#### What to produce:
Extract every record, keeping each one exactly as it is.

#### Record excerpts:
(begin)
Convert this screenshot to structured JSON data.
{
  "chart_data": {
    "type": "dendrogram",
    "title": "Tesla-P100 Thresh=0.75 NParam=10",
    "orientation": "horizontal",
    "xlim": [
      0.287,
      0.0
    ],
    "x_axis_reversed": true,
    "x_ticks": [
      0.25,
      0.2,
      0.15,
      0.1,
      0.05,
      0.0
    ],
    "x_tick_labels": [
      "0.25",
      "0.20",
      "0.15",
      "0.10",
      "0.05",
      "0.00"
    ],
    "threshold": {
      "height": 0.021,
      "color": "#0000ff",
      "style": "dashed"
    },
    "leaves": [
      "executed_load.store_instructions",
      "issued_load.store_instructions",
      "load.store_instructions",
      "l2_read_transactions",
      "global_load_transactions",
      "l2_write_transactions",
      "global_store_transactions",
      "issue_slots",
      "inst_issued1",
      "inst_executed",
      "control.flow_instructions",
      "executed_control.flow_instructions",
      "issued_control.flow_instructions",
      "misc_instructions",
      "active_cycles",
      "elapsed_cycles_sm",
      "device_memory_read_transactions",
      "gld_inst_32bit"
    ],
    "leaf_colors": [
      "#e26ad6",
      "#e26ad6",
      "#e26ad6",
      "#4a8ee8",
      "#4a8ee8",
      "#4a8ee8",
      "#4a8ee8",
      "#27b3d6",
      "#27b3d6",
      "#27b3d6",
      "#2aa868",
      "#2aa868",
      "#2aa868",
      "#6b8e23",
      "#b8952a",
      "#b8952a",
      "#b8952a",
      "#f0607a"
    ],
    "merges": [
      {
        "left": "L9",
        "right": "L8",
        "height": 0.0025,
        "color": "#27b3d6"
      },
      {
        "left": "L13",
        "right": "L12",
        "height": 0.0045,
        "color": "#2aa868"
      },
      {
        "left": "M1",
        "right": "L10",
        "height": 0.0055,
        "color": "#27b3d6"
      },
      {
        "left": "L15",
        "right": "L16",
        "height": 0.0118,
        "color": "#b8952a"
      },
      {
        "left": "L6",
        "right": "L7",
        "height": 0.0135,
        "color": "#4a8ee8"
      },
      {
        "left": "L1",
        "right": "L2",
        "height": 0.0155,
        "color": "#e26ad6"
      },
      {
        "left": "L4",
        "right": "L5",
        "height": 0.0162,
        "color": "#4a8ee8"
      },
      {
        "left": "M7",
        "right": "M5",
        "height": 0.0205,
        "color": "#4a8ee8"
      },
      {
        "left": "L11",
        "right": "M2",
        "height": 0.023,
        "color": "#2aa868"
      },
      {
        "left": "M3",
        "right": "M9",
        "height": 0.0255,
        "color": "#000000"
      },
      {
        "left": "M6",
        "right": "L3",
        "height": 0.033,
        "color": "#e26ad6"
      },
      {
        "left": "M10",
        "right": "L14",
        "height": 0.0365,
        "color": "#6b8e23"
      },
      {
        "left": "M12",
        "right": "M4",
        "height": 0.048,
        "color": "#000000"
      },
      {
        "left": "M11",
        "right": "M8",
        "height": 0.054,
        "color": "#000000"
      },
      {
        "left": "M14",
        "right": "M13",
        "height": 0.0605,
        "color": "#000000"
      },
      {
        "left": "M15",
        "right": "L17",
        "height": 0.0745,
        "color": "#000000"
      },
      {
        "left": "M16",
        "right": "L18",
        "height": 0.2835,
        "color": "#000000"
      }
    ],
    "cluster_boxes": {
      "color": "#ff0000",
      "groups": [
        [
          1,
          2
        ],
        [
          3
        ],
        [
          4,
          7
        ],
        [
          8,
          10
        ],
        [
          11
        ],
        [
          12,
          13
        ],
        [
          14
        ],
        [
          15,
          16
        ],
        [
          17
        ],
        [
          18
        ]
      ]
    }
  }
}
(end)
#### Exercise answer:
Convert this screenshot to structured JSON data.
{
  "chart_data": {
    "type": "dendrogram",
    "title": "Tesla-P100 Thresh=0.75 NParam=10",
    "orientation": "horizontal",
    "xlim": [
      0.287,
      0.0
    ],
    "x_axis_reversed": true,
    "x_ticks": [
      0.25,
      0.2,
      0.15,
      0.1,
      0.05,
      0.0
    ],
    "x_tick_labels": [
      "0.25",
      "0.20",
      "0.15",
      "0.10",
      "0.05",
      "0.00"
    ],
    "threshold": {
      "height": 0.021,
      "color": "#0000ff",
      "style": "dashed"
    },
    "leaves": [
      "executed_load.store_instructions",
      "issued_load.store_instructions",
      "load.store_instructions",
      "l2_read_transactions",
      "global_load_transactions",
      "l2_write_transactions",
      "global_store_transactions",
      "issue_slots",
      "inst_issued1",
      "inst_executed",
      "control.flow_instructions",
      "executed_control.flow_instructions",
      "issued_control.flow_instructions",
      "misc_instructions",
      "active_cycles",
      "elapsed_cycles_sm",
      "device_memory_read_transactions",
      "gld_inst_32bit"
    ],
    "leaf_colors": [
      "#e26ad6",
      "#e26ad6",
      "#e26ad6",
      "#4a8ee8",
      "#4a8ee8",
      "#4a8ee8",
      "#4a8ee8",
      "#27b3d6",
      "#27b3d6",
      "#27b3d6",
      "#2aa868",
      "#2aa868",
      "#2aa868",
      "#6b8e23",
      "#b8952a",
      "#b8952a",
      "#b8952a",
      "#f0607a"
    ],
    "merges": [
      {
        "left": "L9",
        "right": "L8",
        "height": 0.0025,
        "color": "#27b3d6"
      },
      {
        "left": "L13",
        "right": "L12",
        "height": 0.0045,
        "color": "#2aa868"
      },
      {
        "left": "M1",
        "right": "L10",
        "height": 0.0055,
        "color": "#27b3d6"
      },
      {
        "left": "L15",
        "right": "L16",
        "height": 0.0118,
        "color": "#b8952a"
      },
      {
        "left": "L6",
        "right": "L7",
        "height": 0.0135,
        "color": "#4a8ee8"
      },
      {
        "left": "L1",
        "right": "L2",
        "height": 0.0155,
        "color": "#e26ad6"
      },
      {
        "left": "L4",
        "right": "L5",
        "height": 0.0162,
        "color": "#4a8ee8"
      },
      {
        "left": "M7",
        "right": "M5",
        "height": 0.0205,
        "color": "#4a8ee8"
      },
      {
        "left": "L11",
        "right": "M2",
        "height": 0.023,
        "color": "#2aa868"
      },
      {
        "left": "M3",
        "right": "M9",
        "height": 0.0255,
        "color": "#000000"
      },
      {
        "left": "M6",
        "right": "L3",
        "height": 0.033,
        "color": "#e26ad6"
      },
      {
        "left": "M10",
        "right": "L14",
        "height": 0.0365,
        "color": "#6b8e23"
      },
      {
        "left": "M12",
        "right": "M4",
        "height": 0.048,
        "color": "#000000"
      },
      {
        "left": "M11",
        "right": "M8",
        "height": 0.054,
        "color": "#000000"
      },
      {
        "left": "M14",
        "right": "M13",
        "height": 0.0605,
        "color": "#000000"
      },
      {
        "left": "M15",
        "right": "L17",
        "height": 0.0745,
        "color": "#000000"
      },
      {
        "left": "M16",
        "right": "L18",
        "height": 0.2835,
        "color": "#000000"
      }
    ],
    "cluster_boxes": {
      "color": "#ff0000",
      "groups": [
        [
          1,
          2
        ],
        [
          3
        ],
        [
          4,
          7
        ],
        [
          8,
          10
        ],
        [
          11
        ],
        [
          12,
          13
        ],
        [
          14
        ],
        [
          15,
          16
        ],
        [
          17
        ],
        [
          18
        ]
      ]
    }
  }
}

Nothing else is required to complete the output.